Aim of the exercise:
Below are the entries; output exactly the lines from the one containing "Convert this screenshot" through the final line, inclusive.

Stored data
○ ○ ○ ○ ○ ○ ○
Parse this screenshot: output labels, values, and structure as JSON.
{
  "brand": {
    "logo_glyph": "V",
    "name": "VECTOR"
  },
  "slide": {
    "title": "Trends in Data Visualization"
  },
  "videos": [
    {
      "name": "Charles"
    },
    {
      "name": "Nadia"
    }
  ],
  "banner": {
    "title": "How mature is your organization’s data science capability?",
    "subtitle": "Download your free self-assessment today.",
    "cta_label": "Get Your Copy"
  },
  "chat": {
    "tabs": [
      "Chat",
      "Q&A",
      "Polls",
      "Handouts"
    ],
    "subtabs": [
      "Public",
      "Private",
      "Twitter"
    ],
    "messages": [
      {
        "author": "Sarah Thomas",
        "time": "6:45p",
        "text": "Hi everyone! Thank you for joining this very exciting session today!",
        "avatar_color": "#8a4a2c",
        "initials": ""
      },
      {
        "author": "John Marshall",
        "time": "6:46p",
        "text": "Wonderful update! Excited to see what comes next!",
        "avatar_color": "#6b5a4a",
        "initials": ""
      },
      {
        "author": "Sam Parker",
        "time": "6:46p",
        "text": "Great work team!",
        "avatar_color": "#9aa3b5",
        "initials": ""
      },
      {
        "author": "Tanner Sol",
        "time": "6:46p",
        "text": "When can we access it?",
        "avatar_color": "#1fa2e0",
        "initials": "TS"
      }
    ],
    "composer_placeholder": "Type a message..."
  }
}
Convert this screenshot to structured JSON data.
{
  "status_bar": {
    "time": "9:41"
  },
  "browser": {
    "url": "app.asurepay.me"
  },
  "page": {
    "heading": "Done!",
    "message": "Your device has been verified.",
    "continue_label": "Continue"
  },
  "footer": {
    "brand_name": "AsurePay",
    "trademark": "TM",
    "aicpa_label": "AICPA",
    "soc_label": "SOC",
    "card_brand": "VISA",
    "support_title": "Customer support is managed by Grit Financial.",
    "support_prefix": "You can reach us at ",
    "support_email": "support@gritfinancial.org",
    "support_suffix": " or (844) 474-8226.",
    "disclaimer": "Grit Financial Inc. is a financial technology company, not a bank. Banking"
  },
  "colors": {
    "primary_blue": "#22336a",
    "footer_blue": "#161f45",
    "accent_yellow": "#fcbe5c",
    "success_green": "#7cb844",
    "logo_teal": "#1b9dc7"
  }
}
○ ○ ○ ○ ○ ○ ○
Answer:
Convert this screenshot to structured JSON data.
{
  "status_bar": {
    "time": "9:41"
  },
  "browser": {
    "url": "app.asurepay.me"
  },
  "page": {
    "heading": "Done!",
    "message": "Your device has been verified.",
    "continue_label": "Continue"
  },
  "footer": {
    "brand_name": "AsurePay",
    "trademark": "TM",
    "aicpa_label": "AICPA",
    "soc_label": "SOC",
    "card_brand": "VISA",
    "support_title": "Customer support is managed by Grit Financial.",
    "support_prefix": "You can reach us at ",
    "support_email": "support@gritfinancial.org",
    "support_suffix": " or (844) 474-8226.",
    "disclaimer": "Grit Financial Inc. is a financial technology company, not a bank. Banking"
  },
  "colors": {
    "primary_blue": "#22336a",
    "footer_blue": "#161f45",
    "accent_yellow": "#fcbe5c",
    "success_green": "#7cb844",
    "logo_teal": "#1b9dc7"
  }
}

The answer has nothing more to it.